◆ **Task brief**:
Pictures appear in the records below; write out everything else exactly.
>> Start Listed entries
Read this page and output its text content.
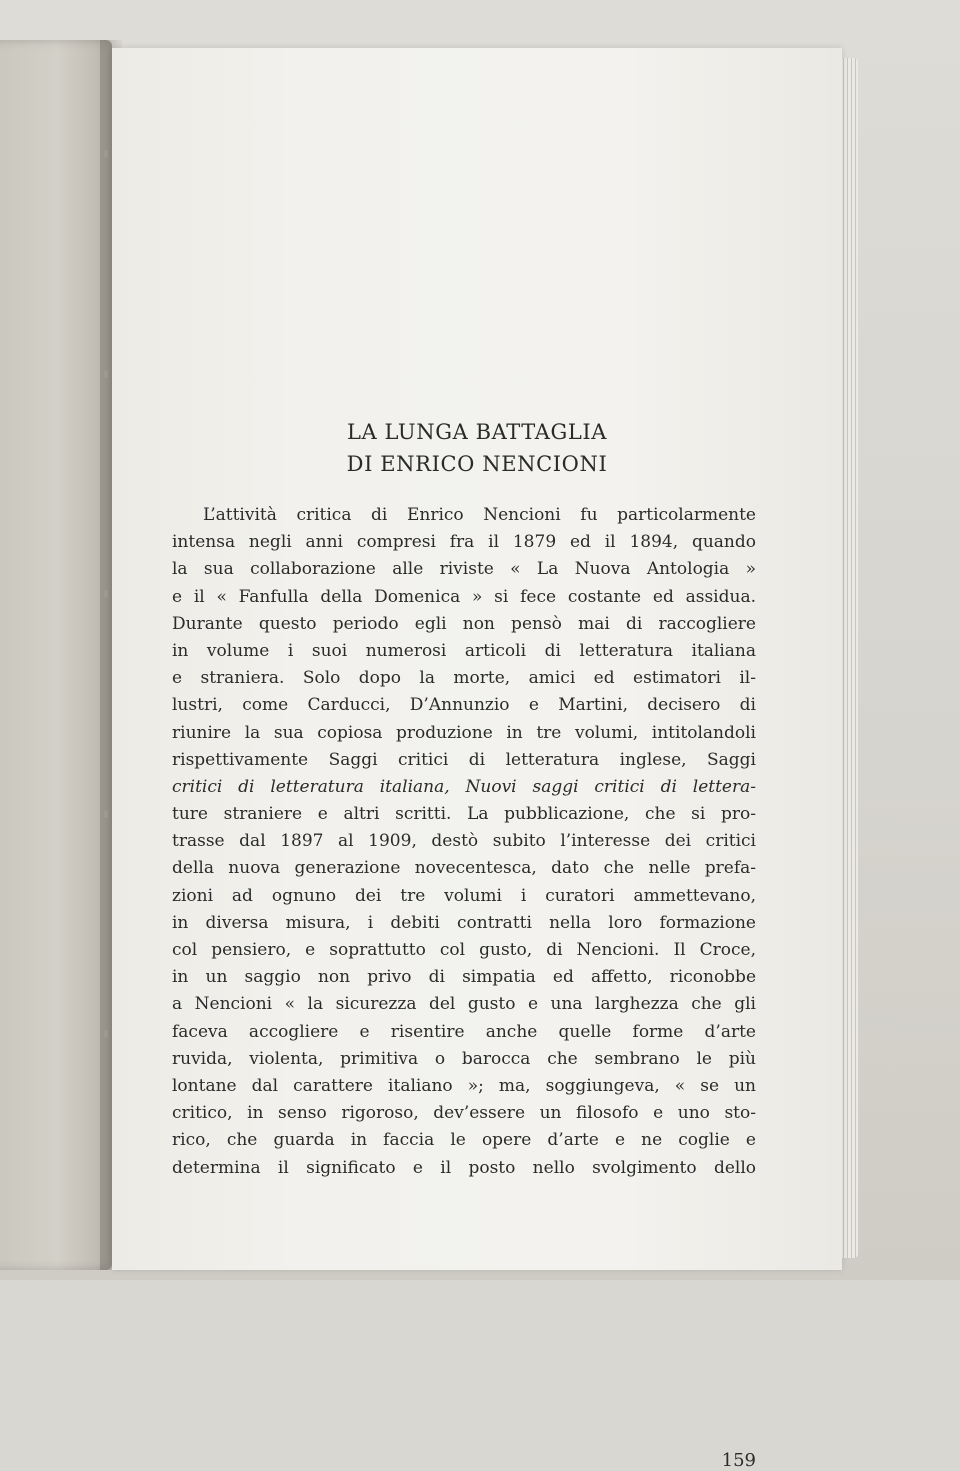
LA LUNGA BATTAGLIA
DI ENRICO NENCIONI
L’attività critica di Enrico Nencioni fu particolarmente
intensa negli anni compresi fra il 1879 ed il 1894, quando
la sua collaborazione alle riviste « La Nuova Antologia »
e il « Fanfulla della Domenica » si fece costante ed assidua.
Durante questo periodo egli non pensò mai di raccogliere
in volume i suoi numerosi articoli di letteratura italiana
e straniera. Solo dopo la morte, amici ed estimatori il-
lustri, come Carducci, D’Annunzio e Martini, decisero di
riunire la sua copiosa produzione in tre volumi, intitolandoli
rispettivamente Saggi critici di letteratura inglese, Saggi
critici di letteratura italiana, Nuovi saggi critici di lettera-
ture straniere e altri scritti. La pubblicazione, che si pro-
trasse dal 1897 al 1909, destò subito l’interesse dei critici
della nuova generazione novecentesca, dato che nelle prefa-
zioni ad ognuno dei tre volumi i curatori ammettevano,
in diversa misura, i debiti contratti nella loro formazione
col pensiero, e soprattutto col gusto, di Nencioni. Il Croce,
in un saggio non privo di simpatia ed affetto, riconobbe
a Nencioni « la sicurezza del gusto e una larghezza che gli
faceva accogliere e risentire anche quelle forme d’arte
ruvida, violenta, primitiva o barocca che sembrano le più
lontane dal carattere italiano »; ma, soggiungeva, « se un
critico, in senso rigoroso, dev’essere un filosofo e uno sto-
rico, che guarda in faccia le opere d’arte e ne coglie e
determina il significato e il posto nello svolgimento dello
159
>> End Listed entries
◆ **Worked solution**:
Read this page and output its text content.
LA LUNGA BATTAGLIA
DI ENRICO NENCIONI
L’attività critica di Enrico Nencioni fu particolarmente
intensa negli anni compresi fra il 1879 ed il 1894, quando
la sua collaborazione alle riviste « La Nuova Antologia »
e il « Fanfulla della Domenica » si fece costante ed assidua.
Durante questo periodo egli non pensò mai di raccogliere
in volume i suoi numerosi articoli di letteratura italiana
e straniera. Solo dopo la morte, amici ed estimatori il-
lustri, come Carducci, D’Annunzio e Martini, decisero di
riunire la sua copiosa produzione in tre volumi, intitolandoli
rispettivamente Saggi critici di letteratura inglese, Saggi
critici di letteratura italiana, Nuovi saggi critici di lettera-
ture straniere e altri scritti. La pubblicazione, che si pro-
trasse dal 1897 al 1909, destò subito l’interesse dei critici
della nuova generazione novecentesca, dato che nelle prefa-
zioni ad ognuno dei tre volumi i curatori ammettevano,
in diversa misura, i debiti contratti nella loro formazione
col pensiero, e soprattutto col gusto, di Nencioni. Il Croce,
in un saggio non privo di simpatia ed affetto, riconobbe
a Nencioni « la sicurezza del gusto e una larghezza che gli
faceva accogliere e risentire anche quelle forme d’arte
ruvida, violenta, primitiva o barocca che sembrano le più
lontane dal carattere italiano »; ma, soggiungeva, « se un
critico, in senso rigoroso, dev’essere un filosofo e uno sto-
rico, che guarda in faccia le opere d’arte e ne coglie e
determina il significato e il posto nello svolgimento dello
159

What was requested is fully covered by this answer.